--- begin RECORDS TO USE ---

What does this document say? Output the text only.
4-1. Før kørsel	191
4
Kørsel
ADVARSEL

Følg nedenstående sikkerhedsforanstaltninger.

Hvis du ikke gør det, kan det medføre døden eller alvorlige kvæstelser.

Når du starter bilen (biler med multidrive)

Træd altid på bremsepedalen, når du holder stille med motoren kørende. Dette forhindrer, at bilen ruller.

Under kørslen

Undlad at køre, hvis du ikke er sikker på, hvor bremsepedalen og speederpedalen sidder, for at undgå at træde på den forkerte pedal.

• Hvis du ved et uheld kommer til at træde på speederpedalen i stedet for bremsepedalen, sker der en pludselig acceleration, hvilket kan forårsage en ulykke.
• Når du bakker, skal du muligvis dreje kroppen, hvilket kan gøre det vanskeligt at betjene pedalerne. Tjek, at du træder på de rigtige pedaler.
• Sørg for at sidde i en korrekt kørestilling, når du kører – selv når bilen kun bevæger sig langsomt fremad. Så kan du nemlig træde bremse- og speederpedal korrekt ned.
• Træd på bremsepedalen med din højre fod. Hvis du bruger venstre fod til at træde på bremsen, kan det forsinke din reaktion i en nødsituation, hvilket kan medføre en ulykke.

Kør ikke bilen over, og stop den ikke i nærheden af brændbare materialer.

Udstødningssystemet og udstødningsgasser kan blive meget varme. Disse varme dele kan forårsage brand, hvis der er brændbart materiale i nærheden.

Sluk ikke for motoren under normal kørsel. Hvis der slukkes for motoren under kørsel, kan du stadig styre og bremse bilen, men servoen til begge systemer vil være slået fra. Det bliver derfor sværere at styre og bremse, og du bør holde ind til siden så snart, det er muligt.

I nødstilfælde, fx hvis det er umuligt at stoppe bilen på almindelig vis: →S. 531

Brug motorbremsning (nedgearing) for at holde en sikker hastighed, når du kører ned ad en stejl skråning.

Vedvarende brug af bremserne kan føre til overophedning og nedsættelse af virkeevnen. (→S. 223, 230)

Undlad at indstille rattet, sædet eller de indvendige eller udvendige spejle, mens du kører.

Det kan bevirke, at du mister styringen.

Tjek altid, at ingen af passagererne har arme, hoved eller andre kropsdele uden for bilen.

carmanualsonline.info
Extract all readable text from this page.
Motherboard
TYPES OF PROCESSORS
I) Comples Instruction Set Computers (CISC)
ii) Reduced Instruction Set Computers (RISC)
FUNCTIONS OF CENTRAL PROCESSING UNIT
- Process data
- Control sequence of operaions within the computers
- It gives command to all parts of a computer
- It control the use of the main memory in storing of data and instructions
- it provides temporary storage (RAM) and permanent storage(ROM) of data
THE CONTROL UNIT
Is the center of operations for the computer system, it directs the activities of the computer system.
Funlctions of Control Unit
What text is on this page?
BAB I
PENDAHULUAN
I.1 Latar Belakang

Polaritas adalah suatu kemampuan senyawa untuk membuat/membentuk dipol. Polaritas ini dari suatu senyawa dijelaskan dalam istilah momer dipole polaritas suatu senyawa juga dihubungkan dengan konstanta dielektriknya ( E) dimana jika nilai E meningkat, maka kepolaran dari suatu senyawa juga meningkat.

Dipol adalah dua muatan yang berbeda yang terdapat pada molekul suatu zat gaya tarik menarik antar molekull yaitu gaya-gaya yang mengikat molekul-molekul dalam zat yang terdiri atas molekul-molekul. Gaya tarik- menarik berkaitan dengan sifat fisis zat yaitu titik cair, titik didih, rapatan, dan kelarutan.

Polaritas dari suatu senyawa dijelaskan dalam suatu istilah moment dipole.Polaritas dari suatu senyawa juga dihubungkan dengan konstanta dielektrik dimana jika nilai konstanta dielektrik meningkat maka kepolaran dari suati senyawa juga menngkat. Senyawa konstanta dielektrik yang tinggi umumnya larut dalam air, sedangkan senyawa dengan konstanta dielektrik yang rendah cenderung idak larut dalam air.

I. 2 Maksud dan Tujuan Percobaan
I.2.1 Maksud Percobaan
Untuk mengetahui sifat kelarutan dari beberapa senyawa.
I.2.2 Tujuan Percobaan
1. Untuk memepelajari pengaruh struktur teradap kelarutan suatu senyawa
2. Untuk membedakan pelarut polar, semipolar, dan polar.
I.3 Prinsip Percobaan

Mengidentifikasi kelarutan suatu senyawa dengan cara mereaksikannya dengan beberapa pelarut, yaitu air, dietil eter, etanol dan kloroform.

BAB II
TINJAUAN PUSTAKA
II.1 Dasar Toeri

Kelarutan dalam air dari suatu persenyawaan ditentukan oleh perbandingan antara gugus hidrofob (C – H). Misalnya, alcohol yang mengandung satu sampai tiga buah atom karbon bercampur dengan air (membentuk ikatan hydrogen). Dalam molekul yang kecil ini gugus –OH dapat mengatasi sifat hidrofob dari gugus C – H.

--- end RECORDS TO USE ---

WHAT THE TASK REQUIRES - Copy out the whole listing exactly as written.

CORRECT RESPONSE -
What does this document say? Output the text only.
4-1. Før kørsel	191
4
Kørsel
ADVARSEL

Følg nedenstående sikkerhedsforanstaltninger.

Hvis du ikke gør det, kan det medføre døden eller alvorlige kvæstelser.

Når du starter bilen (biler med multidrive)

Træd altid på bremsepedalen, når du holder stille med motoren kørende. Dette forhindrer, at bilen ruller.

Under kørslen

Undlad at køre, hvis du ikke er sikker på, hvor bremsepedalen og speederpedalen sidder, for at undgå at træde på den forkerte pedal.

• Hvis du ved et uheld kommer til at træde på speederpedalen i stedet for bremsepedalen, sker der en pludselig acceleration, hvilket kan forårsage en ulykke.
• Når du bakker, skal du muligvis dreje kroppen, hvilket kan gøre det vanskeligt at betjene pedalerne. Tjek, at du træder på de rigtige pedaler.
• Sørg for at sidde i en korrekt kørestilling, når du kører – selv når bilen kun bevæger sig langsomt fremad. Så kan du nemlig træde bremse- og speederpedal korrekt ned.
• Træd på bremsepedalen med din højre fod. Hvis du bruger venstre fod til at træde på bremsen, kan det forsinke din reaktion i en nødsituation, hvilket kan medføre en ulykke.

Kør ikke bilen over, og stop den ikke i nærheden af brændbare materialer.

Udstødningssystemet og udstødningsgasser kan blive meget varme. Disse varme dele kan forårsage brand, hvis der er brændbart materiale i nærheden.

Sluk ikke for motoren under normal kørsel. Hvis der slukkes for motoren under kørsel, kan du stadig styre og bremse bilen, men servoen til begge systemer vil være slået fra. Det bliver derfor sværere at styre og bremse, og du bør holde ind til siden så snart, det er muligt.

I nødstilfælde, fx hvis det er umuligt at stoppe bilen på almindelig vis: →S. 531

Brug motorbremsning (nedgearing) for at holde en sikker hastighed, når du kører ned ad en stejl skråning.

Vedvarende brug af bremserne kan føre til overophedning og nedsættelse af virkeevnen. (→S. 223, 230)

Undlad at indstille rattet, sædet eller de indvendige eller udvendige spejle, mens du kører.

Det kan bevirke, at du mister styringen.

Tjek altid, at ingen af passagererne har arme, hoved eller andre kropsdele uden for bilen.

carmanualsonline.info
Extract all readable text from this page.
Motherboard
TYPES OF PROCESSORS
I) Comples Instruction Set Computers (CISC)
ii) Reduced Instruction Set Computers (RISC)
FUNCTIONS OF CENTRAL PROCESSING UNIT
- Process data
- Control sequence of operaions within the computers
- It gives command to all parts of a computer
- It control the use of the main memory in storing of data and instructions
- it provides temporary storage (RAM) and permanent storage(ROM) of data
THE CONTROL UNIT
Is the center of operations for the computer system, it directs the activities of the computer system.
Funlctions of Control Unit
What text is on this page?
BAB I
PENDAHULUAN
I.1 Latar Belakang

Polaritas adalah suatu kemampuan senyawa untuk membuat/membentuk dipol. Polaritas ini dari suatu senyawa dijelaskan dalam istilah momer dipole polaritas suatu senyawa juga dihubungkan dengan konstanta dielektriknya ( E) dimana jika nilai E meningkat, maka kepolaran dari suatu senyawa juga meningkat.

Dipol adalah dua muatan yang berbeda yang terdapat pada molekul suatu zat gaya tarik menarik antar molekull yaitu gaya-gaya yang mengikat molekul-molekul dalam zat yang terdiri atas molekul-molekul. Gaya tarik- menarik berkaitan dengan sifat fisis zat yaitu titik cair, titik didih, rapatan, dan kelarutan.

Polaritas dari suatu senyawa dijelaskan dalam suatu istilah moment dipole.Polaritas dari suatu senyawa juga dihubungkan dengan konstanta dielektrik dimana jika nilai konstanta dielektrik meningkat maka kepolaran dari suati senyawa juga menngkat. Senyawa konstanta dielektrik yang tinggi umumnya larut dalam air, sedangkan senyawa dengan konstanta dielektrik yang rendah cenderung idak larut dalam air.

I. 2 Maksud dan Tujuan Percobaan
I.2.1 Maksud Percobaan
Untuk mengetahui sifat kelarutan dari beberapa senyawa.
I.2.2 Tujuan Percobaan
1. Untuk memepelajari pengaruh struktur teradap kelarutan suatu senyawa
2. Untuk membedakan pelarut polar, semipolar, dan polar.
I.3 Prinsip Percobaan

Mengidentifikasi kelarutan suatu senyawa dengan cara mereaksikannya dengan beberapa pelarut, yaitu air, dietil eter, etanol dan kloroform.

BAB II
TINJAUAN PUSTAKA
II.1 Dasar Toeri

Kelarutan dalam air dari suatu persenyawaan ditentukan oleh perbandingan antara gugus hidrofob (C – H). Misalnya, alcohol yang mengandung satu sampai tiga buah atom karbon bercampur dengan air (membentuk ikatan hydrogen). Dalam molekul yang kecil ini gugus –OH dapat mengatasi sifat hidrofob dari gugus C – H.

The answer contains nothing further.